"""

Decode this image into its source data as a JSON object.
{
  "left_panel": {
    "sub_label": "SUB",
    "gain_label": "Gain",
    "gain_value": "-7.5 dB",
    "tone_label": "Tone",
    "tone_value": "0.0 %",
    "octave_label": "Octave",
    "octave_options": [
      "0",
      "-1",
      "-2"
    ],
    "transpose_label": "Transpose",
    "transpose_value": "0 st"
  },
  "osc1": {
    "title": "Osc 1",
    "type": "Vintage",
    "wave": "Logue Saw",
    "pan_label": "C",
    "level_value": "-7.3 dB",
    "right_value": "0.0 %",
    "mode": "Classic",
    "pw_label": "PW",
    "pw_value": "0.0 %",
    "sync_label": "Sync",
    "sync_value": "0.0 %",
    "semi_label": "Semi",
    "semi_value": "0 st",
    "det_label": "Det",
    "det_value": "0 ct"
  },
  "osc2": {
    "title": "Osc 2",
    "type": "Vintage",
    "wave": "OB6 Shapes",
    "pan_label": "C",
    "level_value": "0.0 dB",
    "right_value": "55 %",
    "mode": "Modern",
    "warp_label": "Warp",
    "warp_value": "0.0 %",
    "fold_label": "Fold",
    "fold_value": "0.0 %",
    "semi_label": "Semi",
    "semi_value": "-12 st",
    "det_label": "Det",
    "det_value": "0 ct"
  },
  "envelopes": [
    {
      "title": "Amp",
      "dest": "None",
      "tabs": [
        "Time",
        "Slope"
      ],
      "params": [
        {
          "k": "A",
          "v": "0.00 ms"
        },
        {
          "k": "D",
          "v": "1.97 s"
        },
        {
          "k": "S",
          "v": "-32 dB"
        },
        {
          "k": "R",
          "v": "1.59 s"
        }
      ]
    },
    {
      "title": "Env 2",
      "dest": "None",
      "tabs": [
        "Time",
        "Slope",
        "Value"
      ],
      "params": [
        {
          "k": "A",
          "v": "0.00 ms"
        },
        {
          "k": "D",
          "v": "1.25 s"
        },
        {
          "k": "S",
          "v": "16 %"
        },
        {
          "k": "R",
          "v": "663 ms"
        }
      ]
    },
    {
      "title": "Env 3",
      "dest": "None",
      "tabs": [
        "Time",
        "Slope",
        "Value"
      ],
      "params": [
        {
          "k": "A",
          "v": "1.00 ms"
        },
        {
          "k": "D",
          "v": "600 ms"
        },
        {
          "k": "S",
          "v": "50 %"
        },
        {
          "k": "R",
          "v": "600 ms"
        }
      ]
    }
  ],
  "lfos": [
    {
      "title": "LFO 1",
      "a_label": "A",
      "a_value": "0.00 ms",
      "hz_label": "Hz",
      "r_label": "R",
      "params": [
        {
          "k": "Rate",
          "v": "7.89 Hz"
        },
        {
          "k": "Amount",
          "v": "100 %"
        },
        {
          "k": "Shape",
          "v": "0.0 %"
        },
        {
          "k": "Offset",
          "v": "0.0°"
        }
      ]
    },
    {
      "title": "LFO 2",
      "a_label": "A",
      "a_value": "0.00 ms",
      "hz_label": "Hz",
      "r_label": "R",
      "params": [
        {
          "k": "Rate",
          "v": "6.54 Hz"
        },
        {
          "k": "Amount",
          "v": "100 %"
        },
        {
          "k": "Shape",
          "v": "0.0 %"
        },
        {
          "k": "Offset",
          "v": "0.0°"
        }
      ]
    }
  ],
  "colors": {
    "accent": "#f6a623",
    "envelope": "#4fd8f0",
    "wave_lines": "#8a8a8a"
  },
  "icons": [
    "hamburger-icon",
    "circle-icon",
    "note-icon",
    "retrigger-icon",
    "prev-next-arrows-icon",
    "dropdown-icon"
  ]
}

"""

Copy each line of the data exactly, leaving nothing out.

Decode this image into its source data as a JSON object.
{
  "left_panel": {
    "sub_label": "SUB",
    "gain_label": "Gain",
    "gain_value": "-7.5 dB",
    "tone_label": "Tone",
    "tone_value": "0.0 %",
    "octave_label": "Octave",
    "octave_options": [
      "0",
      "-1",
      "-2"
    ],
    "transpose_label": "Transpose",
    "transpose_value": "0 st"
  },
  "osc1": {
    "title": "Osc 1",
    "type": "Vintage",
    "wave": "Logue Saw",
    "pan_label": "C",
    "level_value": "-7.3 dB",
    "right_value": "0.0 %",
    "mode": "Classic",
    "pw_label": "PW",
    "pw_value": "0.0 %",
    "sync_label": "Sync",
    "sync_value": "0.0 %",
    "semi_label": "Semi",
    "semi_value": "0 st",
    "det_label": "Det",
    "det_value": "0 ct"
  },
  "osc2": {
    "title": "Osc 2",
    "type": "Vintage",
    "wave": "OB6 Shapes",
    "pan_label": "C",
    "level_value": "0.0 dB",
    "right_value": "55 %",
    "mode": "Modern",
    "warp_label": "Warp",
    "warp_value": "0.0 %",
    "fold_label": "Fold",
    "fold_value": "0.0 %",
    "semi_label": "Semi",
    "semi_value": "-12 st",
    "det_label": "Det",
    "det_value": "0 ct"
  },
  "envelopes": [
    {
      "title": "Amp",
      "dest": "None",
      "tabs": [
        "Time",
        "Slope"
      ],
      "params": [
        {
          "k": "A",
          "v": "0.00 ms"
        },
        {
          "k": "D",
          "v": "1.97 s"
        },
        {
          "k": "S",
          "v": "-32 dB"
        },
        {
          "k": "R",
          "v": "1.59 s"
        }
      ]
    },
    {
      "title": "Env 2",
      "dest": "None",
      "tabs": [
        "Time",
        "Slope",
        "Value"
      ],
      "params": [
        {
          "k": "A",
          "v": "0.00 ms"
        },
        {
          "k": "D",
          "v": "1.25 s"
        },
        {
          "k": "S",
          "v": "16 %"
        },
        {
          "k": "R",
          "v": "663 ms"
        }
      ]
    },
    {
      "title": "Env 3",
      "dest": "None",
      "tabs": [
        "Time",
        "Slope",
        "Value"
      ],
      "params": [
        {
          "k": "A",
          "v": "1.00 ms"
        },
        {
          "k": "D",
          "v": "600 ms"
        },
        {
          "k": "S",
          "v": "50 %"
        },
        {
          "k": "R",
          "v": "600 ms"
        }
      ]
    }
  ],
  "lfos": [
    {
      "title": "LFO 1",
      "a_label": "A",
      "a_value": "0.00 ms",
      "hz_label": "Hz",
      "r_label": "R",
      "params": [
        {
          "k": "Rate",
          "v": "7.89 Hz"
        },
        {
          "k": "Amount",
          "v": "100 %"
        },
        {
          "k": "Shape",
          "v": "0.0 %"
        },
        {
          "k": "Offset",
          "v": "0.0°"
        }
      ]
    },
    {
      "title": "LFO 2",
      "a_label": "A",
      "a_value": "0.00 ms",
      "hz_label": "Hz",
      "r_label": "R",
      "params": [
        {
          "k": "Rate",
          "v": "6.54 Hz"
        },
        {
          "k": "Amount",
          "v": "100 %"
        },
        {
          "k": "Shape",
          "v": "0.0 %"
        },
        {
          "k": "Offset",
          "v": "0.0°"
        }
      ]
    }
  ],
  "colors": {
    "accent": "#f6a623",
    "envelope": "#4fd8f0",
    "wave_lines": "#8a8a8a"
  },
  "icons": [
    "hamburger-icon",
    "circle-icon",
    "note-icon",
    "retrigger-icon",
    "prev-next-arrows-icon",
    "dropdown-icon"
  ]
}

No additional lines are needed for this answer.